▶ **PROVIDED DATA**
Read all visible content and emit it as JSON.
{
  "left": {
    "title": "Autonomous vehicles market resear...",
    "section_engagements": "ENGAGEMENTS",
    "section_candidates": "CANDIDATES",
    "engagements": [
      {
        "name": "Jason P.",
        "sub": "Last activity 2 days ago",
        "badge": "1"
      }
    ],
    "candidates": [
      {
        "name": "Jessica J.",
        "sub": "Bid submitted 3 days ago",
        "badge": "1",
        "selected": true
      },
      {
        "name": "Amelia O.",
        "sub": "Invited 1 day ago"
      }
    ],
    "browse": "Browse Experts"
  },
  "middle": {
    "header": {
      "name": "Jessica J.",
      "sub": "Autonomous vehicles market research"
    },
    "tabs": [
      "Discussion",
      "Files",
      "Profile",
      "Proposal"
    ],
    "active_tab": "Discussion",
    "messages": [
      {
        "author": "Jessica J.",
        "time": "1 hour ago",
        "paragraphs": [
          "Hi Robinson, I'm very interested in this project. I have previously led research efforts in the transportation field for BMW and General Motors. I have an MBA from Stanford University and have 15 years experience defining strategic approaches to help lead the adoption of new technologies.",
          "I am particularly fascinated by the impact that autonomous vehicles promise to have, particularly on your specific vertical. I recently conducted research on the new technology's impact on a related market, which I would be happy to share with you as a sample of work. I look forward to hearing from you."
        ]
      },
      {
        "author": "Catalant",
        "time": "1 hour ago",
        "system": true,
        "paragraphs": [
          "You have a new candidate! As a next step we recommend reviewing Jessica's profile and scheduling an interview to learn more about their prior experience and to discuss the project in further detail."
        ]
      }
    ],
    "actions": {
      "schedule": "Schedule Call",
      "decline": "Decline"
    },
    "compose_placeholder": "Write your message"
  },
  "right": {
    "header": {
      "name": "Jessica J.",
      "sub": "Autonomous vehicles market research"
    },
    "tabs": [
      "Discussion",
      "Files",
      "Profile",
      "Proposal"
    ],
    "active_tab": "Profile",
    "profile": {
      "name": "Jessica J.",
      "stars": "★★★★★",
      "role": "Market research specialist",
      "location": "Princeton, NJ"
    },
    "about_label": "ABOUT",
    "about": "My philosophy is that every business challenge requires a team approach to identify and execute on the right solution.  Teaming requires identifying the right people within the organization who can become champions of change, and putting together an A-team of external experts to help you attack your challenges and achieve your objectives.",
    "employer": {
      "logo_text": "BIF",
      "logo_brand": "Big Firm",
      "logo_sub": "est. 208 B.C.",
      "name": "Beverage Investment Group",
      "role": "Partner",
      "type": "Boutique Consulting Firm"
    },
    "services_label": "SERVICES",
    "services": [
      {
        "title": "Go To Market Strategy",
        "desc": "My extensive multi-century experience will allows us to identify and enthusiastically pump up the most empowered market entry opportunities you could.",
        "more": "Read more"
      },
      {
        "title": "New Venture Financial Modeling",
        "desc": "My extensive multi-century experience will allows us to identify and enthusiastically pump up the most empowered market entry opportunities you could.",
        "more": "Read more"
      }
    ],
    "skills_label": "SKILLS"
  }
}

▶ **EXERCISE PROMPT**
Write out all of the records above exactly as they appear.

▶ **EXPECTED OUTPUT**
Read all visible content and emit it as JSON.
{
  "left": {
    "title": "Autonomous vehicles market resear...",
    "section_engagements": "ENGAGEMENTS",
    "section_candidates": "CANDIDATES",
    "engagements": [
      {
        "name": "Jason P.",
        "sub": "Last activity 2 days ago",
        "badge": "1"
      }
    ],
    "candidates": [
      {
        "name": "Jessica J.",
        "sub": "Bid submitted 3 days ago",
        "badge": "1",
        "selected": true
      },
      {
        "name": "Amelia O.",
        "sub": "Invited 1 day ago"
      }
    ],
    "browse": "Browse Experts"
  },
  "middle": {
    "header": {
      "name": "Jessica J.",
      "sub": "Autonomous vehicles market research"
    },
    "tabs": [
      "Discussion",
      "Files",
      "Profile",
      "Proposal"
    ],
    "active_tab": "Discussion",
    "messages": [
      {
        "author": "Jessica J.",
        "time": "1 hour ago",
        "paragraphs": [
          "Hi Robinson, I'm very interested in this project. I have previously led research efforts in the transportation field for BMW and General Motors. I have an MBA from Stanford University and have 15 years experience defining strategic approaches to help lead the adoption of new technologies.",
          "I am particularly fascinated by the impact that autonomous vehicles promise to have, particularly on your specific vertical. I recently conducted research on the new technology's impact on a related market, which I would be happy to share with you as a sample of work. I look forward to hearing from you."
        ]
      },
      {
        "author": "Catalant",
        "time": "1 hour ago",
        "system": true,
        "paragraphs": [
          "You have a new candidate! As a next step we recommend reviewing Jessica's profile and scheduling an interview to learn more about their prior experience and to discuss the project in further detail."
        ]
      }
    ],
    "actions": {
      "schedule": "Schedule Call",
      "decline": "Decline"
    },
    "compose_placeholder": "Write your message"
  },
  "right": {
    "header": {
      "name": "Jessica J.",
      "sub": "Autonomous vehicles market research"
    },
    "tabs": [
      "Discussion",
      "Files",
      "Profile",
      "Proposal"
    ],
    "active_tab": "Profile",
    "profile": {
      "name": "Jessica J.",
      "stars": "★★★★★",
      "role": "Market research specialist",
      "location": "Princeton, NJ"
    },
    "about_label": "ABOUT",
    "about": "My philosophy is that every business challenge requires a team approach to identify and execute on the right solution.  Teaming requires identifying the right people within the organization who can become champions of change, and putting together an A-team of external experts to help you attack your challenges and achieve your objectives.",
    "employer": {
      "logo_text": "BIF",
      "logo_brand": "Big Firm",
      "logo_sub": "est. 208 B.C.",
      "name": "Beverage Investment Group",
      "role": "Partner",
      "type": "Boutique Consulting Firm"
    },
    "services_label": "SERVICES",
    "services": [
      {
        "title": "Go To Market Strategy",
        "desc": "My extensive multi-century experience will allows us to identify and enthusiastically pump up the most empowered market entry opportunities you could.",
        "more": "Read more"
      },
      {
        "title": "New Venture Financial Modeling",
        "desc": "My extensive multi-century experience will allows us to identify and enthusiastically pump up the most empowered market entry opportunities you could.",
        "more": "Read more"
      }
    ],
    "skills_label": "SKILLS"
  }
}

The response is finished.